§ Given exercise: Restate the material word for word and leave out anything that is a picture.
================================
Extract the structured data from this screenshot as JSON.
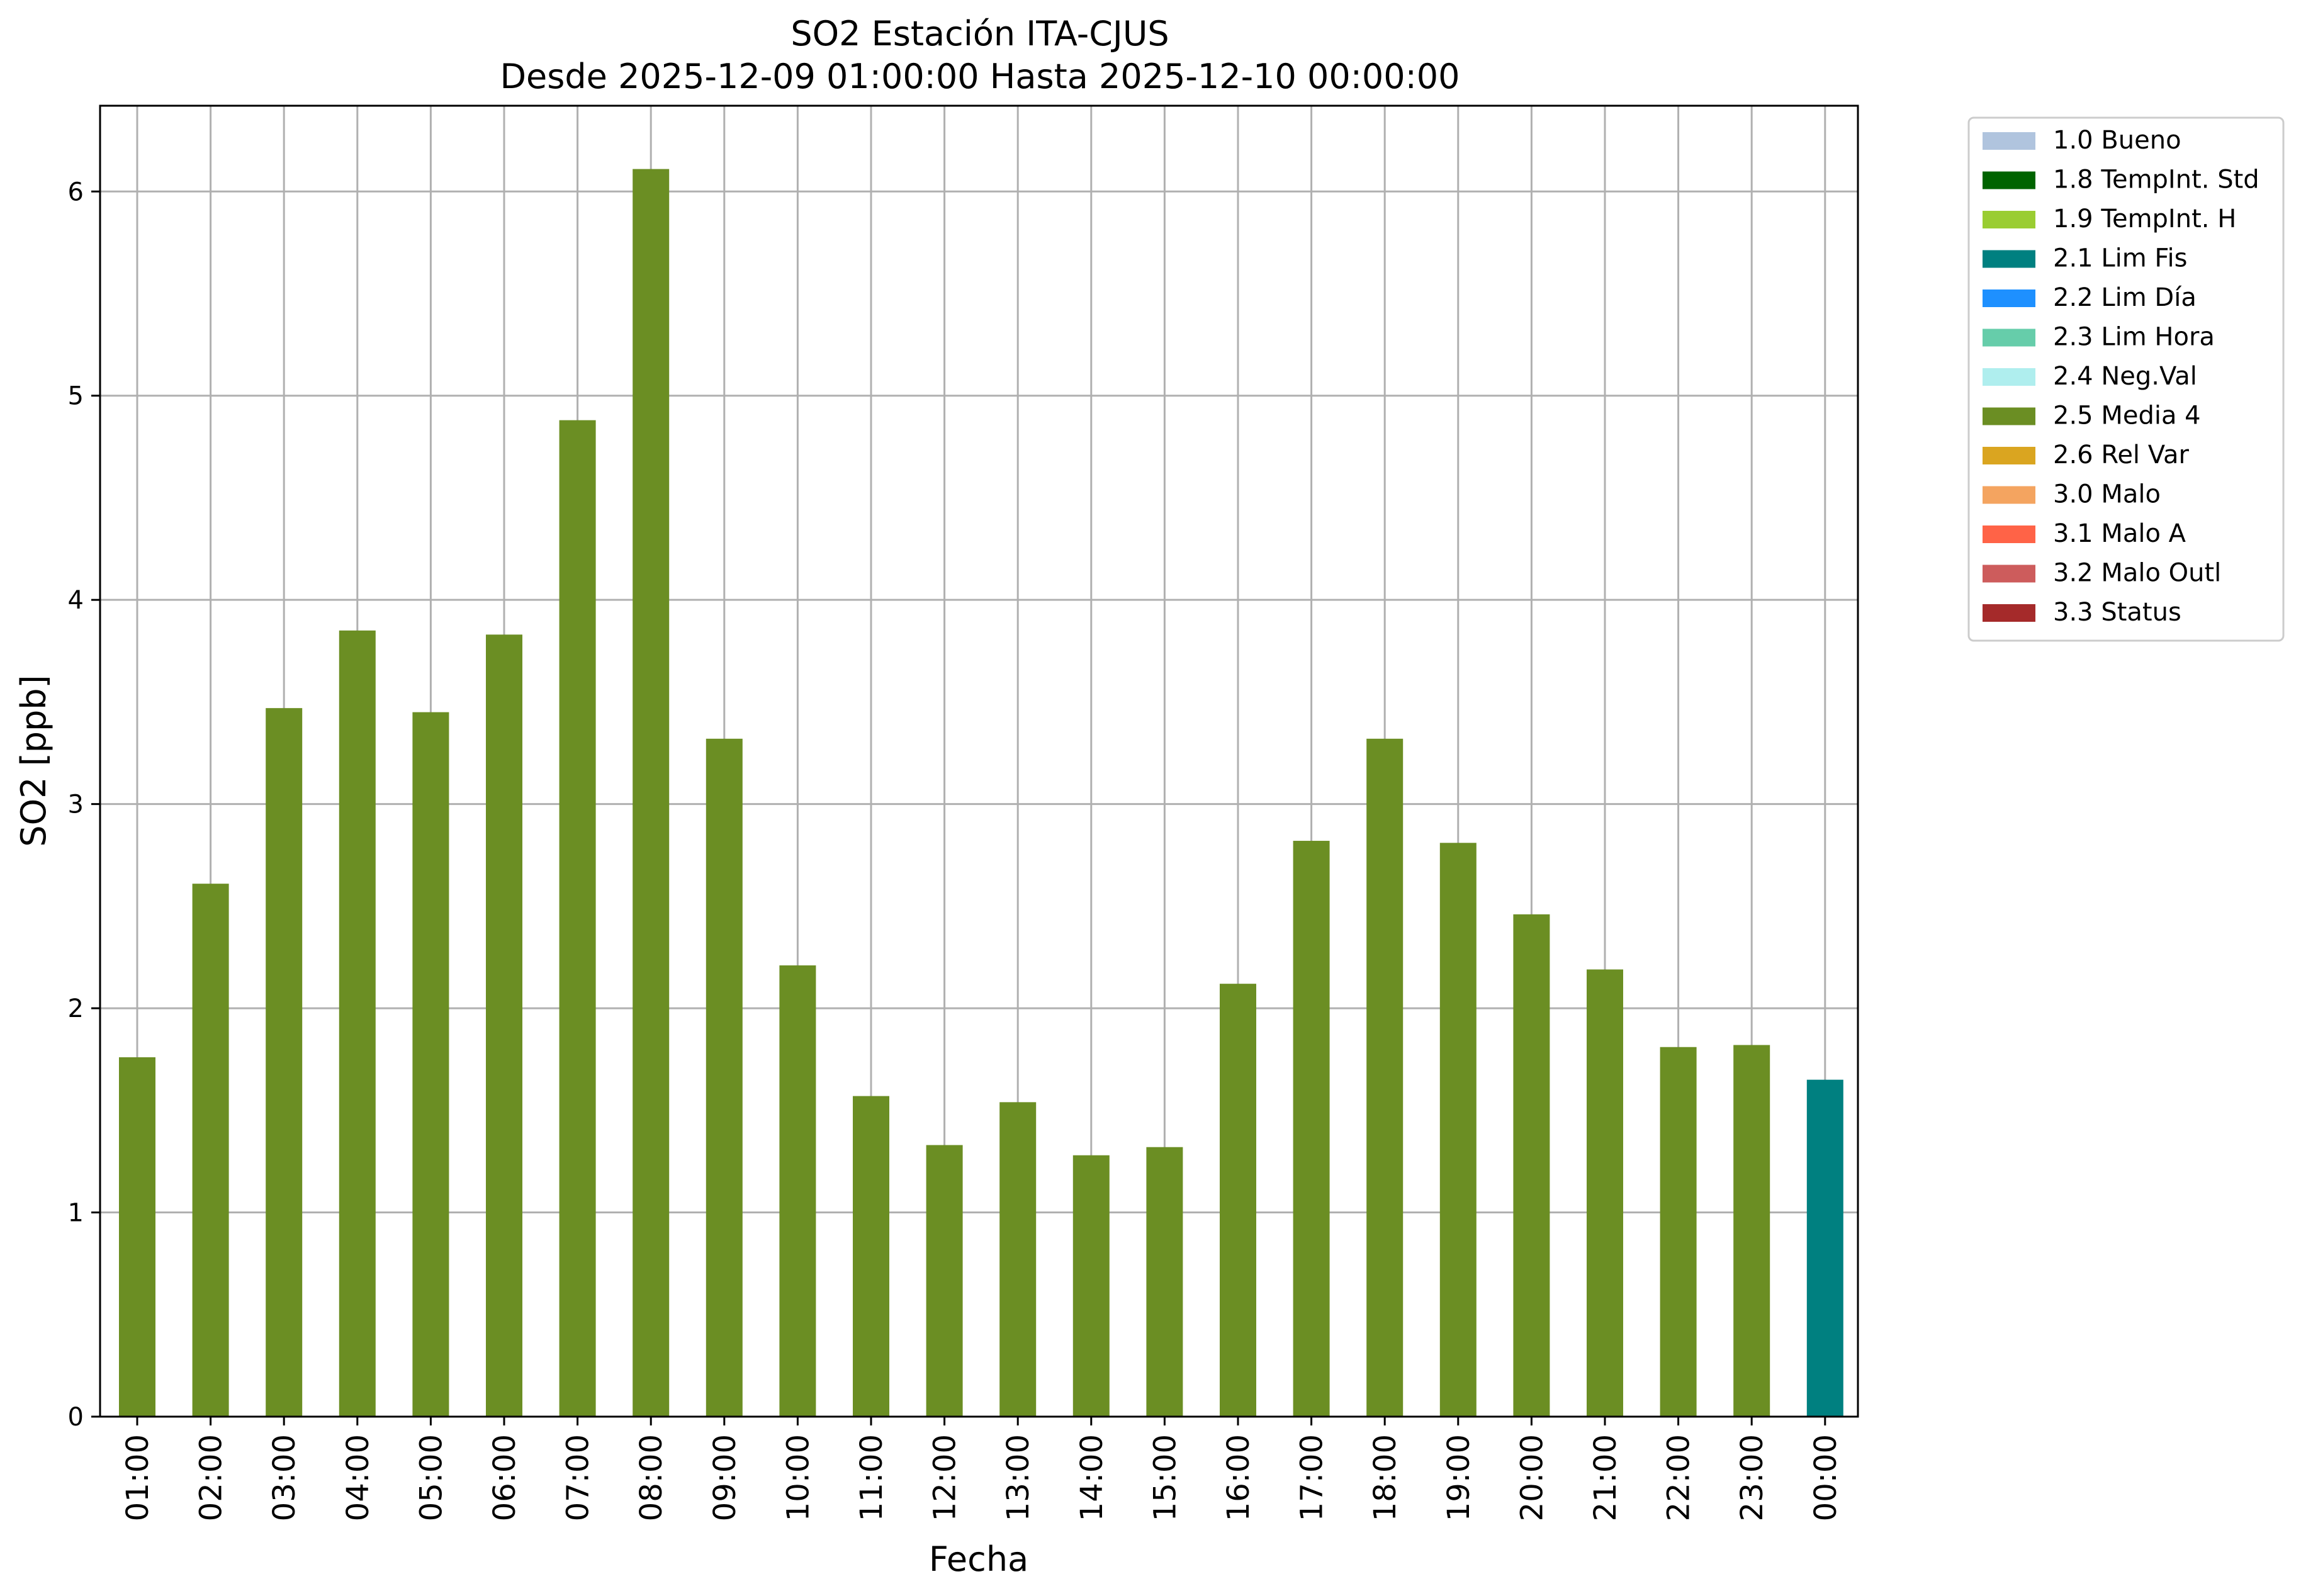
{
  "chart_data": {
    "type": "bar",
    "title": "SO2 Estación ITA-CJUS",
    "subtitle": "Desde 2025-12-09 01:00:00 Hasta 2025-12-10 00:00:00",
    "xlabel": "Fecha",
    "ylabel": "SO2 [ppb]",
    "ylim": [
      0,
      6.42
    ],
    "yticks": [
      "0",
      "1",
      "2",
      "3",
      "4",
      "5",
      "6"
    ],
    "grid": true,
    "legend_position": "outside-top-right",
    "categories": [
      "01:00",
      "02:00",
      "03:00",
      "04:00",
      "05:00",
      "06:00",
      "07:00",
      "08:00",
      "09:00",
      "10:00",
      "11:00",
      "12:00",
      "13:00",
      "14:00",
      "15:00",
      "16:00",
      "17:00",
      "18:00",
      "19:00",
      "20:00",
      "21:00",
      "22:00",
      "23:00",
      "00:00"
    ],
    "values": [
      1.76,
      2.61,
      3.47,
      3.85,
      3.45,
      3.83,
      4.88,
      6.11,
      3.32,
      2.21,
      1.57,
      1.33,
      1.54,
      1.28,
      1.32,
      2.12,
      2.82,
      3.32,
      2.81,
      2.46,
      2.19,
      1.81,
      1.82,
      1.65
    ],
    "flags": [
      "2.5 Media 4",
      "2.5 Media 4",
      "2.5 Media 4",
      "2.5 Media 4",
      "2.5 Media 4",
      "2.5 Media 4",
      "2.5 Media 4",
      "2.5 Media 4",
      "2.5 Media 4",
      "2.5 Media 4",
      "2.5 Media 4",
      "2.5 Media 4",
      "2.5 Media 4",
      "2.5 Media 4",
      "2.5 Media 4",
      "2.5 Media 4",
      "2.5 Media 4",
      "2.5 Media 4",
      "2.5 Media 4",
      "2.5 Media 4",
      "2.5 Media 4",
      "2.5 Media 4",
      "2.5 Media 4",
      "2.1 Lim Fis"
    ],
    "legend": [
      {
        "label": "1.0 Bueno",
        "color": "#b0c4de"
      },
      {
        "label": "1.8 TempInt. Std",
        "color": "#006400"
      },
      {
        "label": "1.9 TempInt. H",
        "color": "#9acd32"
      },
      {
        "label": "2.1 Lim Fis",
        "color": "#008080"
      },
      {
        "label": "2.2 Lim Día",
        "color": "#1e90ff"
      },
      {
        "label": "2.3 Lim Hora",
        "color": "#66cdaa"
      },
      {
        "label": "2.4 Neg.Val",
        "color": "#afeeee"
      },
      {
        "label": "2.5 Media 4",
        "color": "#6b8e23"
      },
      {
        "label": "2.6 Rel Var",
        "color": "#daa520"
      },
      {
        "label": "3.0 Malo",
        "color": "#f4a460"
      },
      {
        "label": "3.1 Malo A",
        "color": "#ff6347"
      },
      {
        "label": "3.2 Malo Outl",
        "color": "#cd5c5c"
      },
      {
        "label": "3.3 Status",
        "color": "#a52a2a"
      }
    ]
  }
}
================================
§ Complete response:
Extract the structured data from this screenshot as JSON.
{
  "chart_data": {
    "type": "bar",
    "title": "SO2 Estación ITA-CJUS",
    "subtitle": "Desde 2025-12-09 01:00:00 Hasta 2025-12-10 00:00:00",
    "xlabel": "Fecha",
    "ylabel": "SO2 [ppb]",
    "ylim": [
      0,
      6.42
    ],
    "yticks": [
      "0",
      "1",
      "2",
      "3",
      "4",
      "5",
      "6"
    ],
    "grid": true,
    "legend_position": "outside-top-right",
    "categories": [
      "01:00",
      "02:00",
      "03:00",
      "04:00",
      "05:00",
      "06:00",
      "07:00",
      "08:00",
      "09:00",
      "10:00",
      "11:00",
      "12:00",
      "13:00",
      "14:00",
      "15:00",
      "16:00",
      "17:00",
      "18:00",
      "19:00",
      "20:00",
      "21:00",
      "22:00",
      "23:00",
      "00:00"
    ],
    "values": [
      1.76,
      2.61,
      3.47,
      3.85,
      3.45,
      3.83,
      4.88,
      6.11,
      3.32,
      2.21,
      1.57,
      1.33,
      1.54,
      1.28,
      1.32,
      2.12,
      2.82,
      3.32,
      2.81,
      2.46,
      2.19,
      1.81,
      1.82,
      1.65
    ],
    "flags": [
      "2.5 Media 4",
      "2.5 Media 4",
      "2.5 Media 4",
      "2.5 Media 4",
      "2.5 Media 4",
      "2.5 Media 4",
      "2.5 Media 4",
      "2.5 Media 4",
      "2.5 Media 4",
      "2.5 Media 4",
      "2.5 Media 4",
      "2.5 Media 4",
      "2.5 Media 4",
      "2.5 Media 4",
      "2.5 Media 4",
      "2.5 Media 4",
      "2.5 Media 4",
      "2.5 Media 4",
      "2.5 Media 4",
      "2.5 Media 4",
      "2.5 Media 4",
      "2.5 Media 4",
      "2.5 Media 4",
      "2.1 Lim Fis"
    ],
    "legend": [
      {
        "label": "1.0 Bueno",
        "color": "#b0c4de"
      },
      {
        "label": "1.8 TempInt. Std",
        "color": "#006400"
      },
      {
        "label": "1.9 TempInt. H",
        "color": "#9acd32"
      },
      {
        "label": "2.1 Lim Fis",
        "color": "#008080"
      },
      {
        "label": "2.2 Lim Día",
        "color": "#1e90ff"
      },
      {
        "label": "2.3 Lim Hora",
        "color": "#66cdaa"
      },
      {
        "label": "2.4 Neg.Val",
        "color": "#afeeee"
      },
      {
        "label": "2.5 Media 4",
        "color": "#6b8e23"
      },
      {
        "label": "2.6 Rel Var",
        "color": "#daa520"
      },
      {
        "label": "3.0 Malo",
        "color": "#f4a460"
      },
      {
        "label": "3.1 Malo A",
        "color": "#ff6347"
      },
      {
        "label": "3.2 Malo Outl",
        "color": "#cd5c5c"
      },
      {
        "label": "3.3 Status",
        "color": "#a52a2a"
      }
    ]
  }
}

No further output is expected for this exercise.